Read the records below. Copy each line where the string "price" occurs.

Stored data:
* start *
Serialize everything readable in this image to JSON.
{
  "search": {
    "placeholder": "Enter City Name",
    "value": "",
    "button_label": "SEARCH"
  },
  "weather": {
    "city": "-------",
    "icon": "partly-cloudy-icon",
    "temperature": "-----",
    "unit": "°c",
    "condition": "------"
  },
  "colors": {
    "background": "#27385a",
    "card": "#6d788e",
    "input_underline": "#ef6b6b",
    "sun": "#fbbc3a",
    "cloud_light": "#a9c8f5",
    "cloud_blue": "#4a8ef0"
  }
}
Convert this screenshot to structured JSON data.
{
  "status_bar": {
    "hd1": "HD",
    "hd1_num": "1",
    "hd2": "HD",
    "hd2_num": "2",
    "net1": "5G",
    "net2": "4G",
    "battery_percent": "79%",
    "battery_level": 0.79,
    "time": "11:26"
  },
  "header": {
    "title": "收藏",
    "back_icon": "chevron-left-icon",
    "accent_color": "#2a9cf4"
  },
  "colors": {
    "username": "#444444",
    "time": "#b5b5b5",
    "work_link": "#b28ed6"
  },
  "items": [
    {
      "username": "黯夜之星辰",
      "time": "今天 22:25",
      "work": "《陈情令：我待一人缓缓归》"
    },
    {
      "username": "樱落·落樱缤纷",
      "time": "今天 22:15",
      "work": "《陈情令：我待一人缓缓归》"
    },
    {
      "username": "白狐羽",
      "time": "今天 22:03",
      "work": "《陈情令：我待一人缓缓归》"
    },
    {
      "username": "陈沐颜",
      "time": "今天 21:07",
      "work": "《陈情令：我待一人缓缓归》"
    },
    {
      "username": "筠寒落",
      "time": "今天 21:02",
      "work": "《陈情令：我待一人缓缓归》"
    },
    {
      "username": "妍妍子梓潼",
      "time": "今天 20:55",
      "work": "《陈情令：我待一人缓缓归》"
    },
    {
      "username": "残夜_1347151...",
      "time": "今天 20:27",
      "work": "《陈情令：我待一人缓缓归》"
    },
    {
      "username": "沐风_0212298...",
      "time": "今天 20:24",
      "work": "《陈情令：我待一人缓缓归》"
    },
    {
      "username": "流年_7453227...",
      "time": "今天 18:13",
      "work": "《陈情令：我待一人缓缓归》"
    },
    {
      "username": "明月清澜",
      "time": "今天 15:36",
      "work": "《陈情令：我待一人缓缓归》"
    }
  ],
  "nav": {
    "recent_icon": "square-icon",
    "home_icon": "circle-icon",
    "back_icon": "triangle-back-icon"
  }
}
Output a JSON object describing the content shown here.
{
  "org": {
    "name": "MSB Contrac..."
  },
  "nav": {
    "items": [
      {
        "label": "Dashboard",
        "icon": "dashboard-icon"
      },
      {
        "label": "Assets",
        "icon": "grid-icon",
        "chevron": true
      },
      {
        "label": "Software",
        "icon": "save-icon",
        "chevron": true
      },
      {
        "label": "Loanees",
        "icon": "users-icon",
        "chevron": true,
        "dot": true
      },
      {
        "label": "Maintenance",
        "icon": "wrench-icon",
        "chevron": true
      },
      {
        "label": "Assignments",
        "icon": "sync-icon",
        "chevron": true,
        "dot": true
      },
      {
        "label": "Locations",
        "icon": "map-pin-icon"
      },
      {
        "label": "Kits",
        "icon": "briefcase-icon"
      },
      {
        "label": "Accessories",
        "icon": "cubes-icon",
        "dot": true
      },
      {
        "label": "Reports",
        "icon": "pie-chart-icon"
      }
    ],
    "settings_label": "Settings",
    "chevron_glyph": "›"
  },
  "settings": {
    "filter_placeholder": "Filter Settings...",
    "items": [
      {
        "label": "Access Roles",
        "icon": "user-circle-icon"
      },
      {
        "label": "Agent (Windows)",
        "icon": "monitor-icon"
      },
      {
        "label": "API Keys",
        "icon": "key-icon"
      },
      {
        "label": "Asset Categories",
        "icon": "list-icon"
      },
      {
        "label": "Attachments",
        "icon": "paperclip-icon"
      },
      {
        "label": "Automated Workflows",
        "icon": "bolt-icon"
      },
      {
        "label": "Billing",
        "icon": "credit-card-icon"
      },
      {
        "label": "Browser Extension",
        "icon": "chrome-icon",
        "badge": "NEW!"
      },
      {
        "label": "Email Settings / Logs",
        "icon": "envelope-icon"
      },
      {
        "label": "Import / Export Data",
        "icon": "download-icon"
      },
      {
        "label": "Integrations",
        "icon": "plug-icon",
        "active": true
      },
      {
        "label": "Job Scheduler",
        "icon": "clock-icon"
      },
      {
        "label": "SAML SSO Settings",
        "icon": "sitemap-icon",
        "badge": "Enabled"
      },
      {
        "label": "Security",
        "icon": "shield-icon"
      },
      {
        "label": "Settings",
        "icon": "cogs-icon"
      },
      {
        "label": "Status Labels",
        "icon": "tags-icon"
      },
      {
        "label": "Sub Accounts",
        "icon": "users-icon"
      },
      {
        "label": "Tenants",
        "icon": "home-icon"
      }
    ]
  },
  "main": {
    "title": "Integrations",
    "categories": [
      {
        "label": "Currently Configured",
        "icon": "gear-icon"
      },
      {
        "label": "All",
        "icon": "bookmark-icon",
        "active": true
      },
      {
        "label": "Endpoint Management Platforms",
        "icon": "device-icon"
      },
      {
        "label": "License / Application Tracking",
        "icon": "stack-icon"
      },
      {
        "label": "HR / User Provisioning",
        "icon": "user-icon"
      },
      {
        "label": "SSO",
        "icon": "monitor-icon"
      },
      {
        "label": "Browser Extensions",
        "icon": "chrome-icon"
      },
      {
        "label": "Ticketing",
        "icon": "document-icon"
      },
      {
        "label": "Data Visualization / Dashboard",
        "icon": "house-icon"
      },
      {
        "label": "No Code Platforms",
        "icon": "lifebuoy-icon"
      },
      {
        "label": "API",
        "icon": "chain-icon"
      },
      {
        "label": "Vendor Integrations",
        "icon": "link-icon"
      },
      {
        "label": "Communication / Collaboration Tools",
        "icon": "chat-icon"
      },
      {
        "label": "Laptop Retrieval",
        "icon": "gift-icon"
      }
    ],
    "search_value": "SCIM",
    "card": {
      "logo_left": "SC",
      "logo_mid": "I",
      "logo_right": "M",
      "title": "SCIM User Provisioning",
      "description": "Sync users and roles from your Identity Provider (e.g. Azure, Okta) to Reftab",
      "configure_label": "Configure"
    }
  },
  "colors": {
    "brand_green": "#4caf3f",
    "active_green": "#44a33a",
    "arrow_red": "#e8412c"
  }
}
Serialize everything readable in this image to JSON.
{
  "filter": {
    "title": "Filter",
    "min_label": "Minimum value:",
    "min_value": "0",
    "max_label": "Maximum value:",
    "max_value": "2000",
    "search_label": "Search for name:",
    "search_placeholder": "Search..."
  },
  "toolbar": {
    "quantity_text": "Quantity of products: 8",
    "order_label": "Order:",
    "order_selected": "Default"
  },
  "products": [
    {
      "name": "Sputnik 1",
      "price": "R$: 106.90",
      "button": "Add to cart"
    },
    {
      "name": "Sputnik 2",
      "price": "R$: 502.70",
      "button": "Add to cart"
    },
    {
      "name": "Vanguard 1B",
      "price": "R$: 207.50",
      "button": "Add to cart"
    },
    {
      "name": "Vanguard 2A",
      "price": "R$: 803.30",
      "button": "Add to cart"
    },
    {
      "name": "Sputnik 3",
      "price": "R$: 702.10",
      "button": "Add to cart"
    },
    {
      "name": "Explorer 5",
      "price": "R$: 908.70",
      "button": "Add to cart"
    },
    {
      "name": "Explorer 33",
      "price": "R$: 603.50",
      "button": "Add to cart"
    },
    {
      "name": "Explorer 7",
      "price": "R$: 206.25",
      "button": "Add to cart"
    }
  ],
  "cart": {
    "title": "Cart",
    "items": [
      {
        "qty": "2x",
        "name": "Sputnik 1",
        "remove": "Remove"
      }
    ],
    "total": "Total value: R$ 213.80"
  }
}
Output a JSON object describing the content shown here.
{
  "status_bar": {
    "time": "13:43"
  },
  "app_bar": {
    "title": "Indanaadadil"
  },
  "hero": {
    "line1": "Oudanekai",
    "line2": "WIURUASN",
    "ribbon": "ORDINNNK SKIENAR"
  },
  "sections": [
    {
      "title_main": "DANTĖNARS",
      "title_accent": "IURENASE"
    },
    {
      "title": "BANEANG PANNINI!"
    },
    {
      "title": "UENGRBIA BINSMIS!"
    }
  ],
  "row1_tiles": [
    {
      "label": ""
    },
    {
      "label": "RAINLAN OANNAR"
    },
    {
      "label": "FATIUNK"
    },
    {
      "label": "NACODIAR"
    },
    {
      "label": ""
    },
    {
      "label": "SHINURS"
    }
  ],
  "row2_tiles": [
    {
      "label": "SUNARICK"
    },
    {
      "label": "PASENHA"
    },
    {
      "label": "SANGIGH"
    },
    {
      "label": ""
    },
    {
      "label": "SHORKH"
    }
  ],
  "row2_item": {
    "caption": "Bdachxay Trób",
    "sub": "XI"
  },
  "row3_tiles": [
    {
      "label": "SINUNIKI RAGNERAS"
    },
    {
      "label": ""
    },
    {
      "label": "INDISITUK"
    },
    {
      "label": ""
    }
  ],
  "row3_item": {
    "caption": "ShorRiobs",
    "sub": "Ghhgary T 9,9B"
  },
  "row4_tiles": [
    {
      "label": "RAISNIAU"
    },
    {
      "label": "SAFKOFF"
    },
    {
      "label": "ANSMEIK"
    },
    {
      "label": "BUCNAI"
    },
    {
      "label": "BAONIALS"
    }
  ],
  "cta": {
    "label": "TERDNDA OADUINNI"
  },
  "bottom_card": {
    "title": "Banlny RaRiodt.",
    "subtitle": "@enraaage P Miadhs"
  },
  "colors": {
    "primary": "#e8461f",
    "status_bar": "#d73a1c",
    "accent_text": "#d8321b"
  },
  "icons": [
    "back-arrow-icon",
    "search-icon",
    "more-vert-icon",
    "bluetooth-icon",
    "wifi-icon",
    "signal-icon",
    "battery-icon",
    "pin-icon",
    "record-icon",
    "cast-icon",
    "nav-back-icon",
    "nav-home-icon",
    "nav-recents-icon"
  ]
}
* end *
*Response to the exercise*:
      "price": "R$: 106.90",
      "price": "R$: 502.70",
      "price": "R$: 207.50",
      "price": "R$: 803.30",
      "price": "R$: 702.10",
      "price": "R$: 908.70",
      "price": "R$: 603.50",
      "price": "R$: 206.25",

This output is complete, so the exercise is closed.